What is required:
In two sentences, summarize the passage below on vanity sizing and the label "racist."

Source:
== == ==
Yes, vanity sizing for racism. The original term applies to the way clothing manufacturers have gradually adjusted their sizing in a way that appeases the growing number of large-bodied shoppers who, because of societal shame around weight, would rather see a label that says 6 than one that says 16. As the Washington Post’s Christopher Ingraham wrote in 2015, after what started as an effort at size standardization in the 1950s, “Clothing manufacturers realized that they could flatter consumers by revising sizes downward,” and have continued to do so as Americans become larger. In other words, if a “bad” label starts to apply to too many people, changing it to apply to fewer people means everyone wins.
Of course, nobody thought this relabeling would motivate people to drop weight. It simply made shoppers who’d embraced a smaller-is-better mentality feel better. That subtle manipulation was harmless, and flattering customers is always good business.
But I’ve noticed people pushing for a similar approach for a label that’s unrelated to shopping and size: “racist.” In journalism and political analysis, I keep encountering arguments that labeling a large number of people in this country “racist” is unacceptable. But these assertions aren’t based on a debate about the definition of the term or on data on views or actions. Rather, they seem to hinge on the idea that broad allegations of racism are simply too unflattering to too many people and thus must be changed.
== == ==
Data rows:
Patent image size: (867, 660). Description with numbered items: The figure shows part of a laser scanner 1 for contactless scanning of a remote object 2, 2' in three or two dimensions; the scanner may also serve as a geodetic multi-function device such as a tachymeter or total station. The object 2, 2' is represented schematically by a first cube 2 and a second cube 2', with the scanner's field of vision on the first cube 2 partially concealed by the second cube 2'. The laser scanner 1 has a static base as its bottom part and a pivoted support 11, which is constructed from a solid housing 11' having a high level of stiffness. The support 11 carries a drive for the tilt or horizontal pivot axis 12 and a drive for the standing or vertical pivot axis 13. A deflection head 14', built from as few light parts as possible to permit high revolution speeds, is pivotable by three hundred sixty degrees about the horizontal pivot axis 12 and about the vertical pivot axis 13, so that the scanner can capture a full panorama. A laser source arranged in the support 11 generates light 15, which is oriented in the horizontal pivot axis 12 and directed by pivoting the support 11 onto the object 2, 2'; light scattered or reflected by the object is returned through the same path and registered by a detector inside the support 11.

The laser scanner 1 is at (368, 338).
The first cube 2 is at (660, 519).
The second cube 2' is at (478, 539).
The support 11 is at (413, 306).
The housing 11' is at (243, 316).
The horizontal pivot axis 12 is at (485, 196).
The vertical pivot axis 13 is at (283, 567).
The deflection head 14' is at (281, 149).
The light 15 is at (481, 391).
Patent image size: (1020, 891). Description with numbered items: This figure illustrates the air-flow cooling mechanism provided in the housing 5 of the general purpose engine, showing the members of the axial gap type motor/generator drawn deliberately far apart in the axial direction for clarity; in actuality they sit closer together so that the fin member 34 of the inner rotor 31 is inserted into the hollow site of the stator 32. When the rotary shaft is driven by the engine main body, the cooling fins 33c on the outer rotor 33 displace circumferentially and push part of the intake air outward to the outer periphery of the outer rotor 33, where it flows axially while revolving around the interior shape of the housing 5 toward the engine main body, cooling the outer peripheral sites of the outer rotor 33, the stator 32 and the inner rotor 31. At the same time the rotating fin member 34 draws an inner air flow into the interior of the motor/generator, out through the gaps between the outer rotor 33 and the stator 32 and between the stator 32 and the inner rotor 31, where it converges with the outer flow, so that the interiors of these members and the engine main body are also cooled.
== == ==
Exercise output:
Clothing manufacturers have gradually revised their sizes downward to flatter a growing number of large-bodied shoppers who would rather see a smaller number on the label, a change the writer considers harmless flattery that was never expected to make anyone lose weight. The writer sees a similar push in journalism and political analysis against labeling a large number of people in the country "racist," one based not on a debate over the term's definition or on data about views or actions but on the idea that the label is too unflattering to too many people.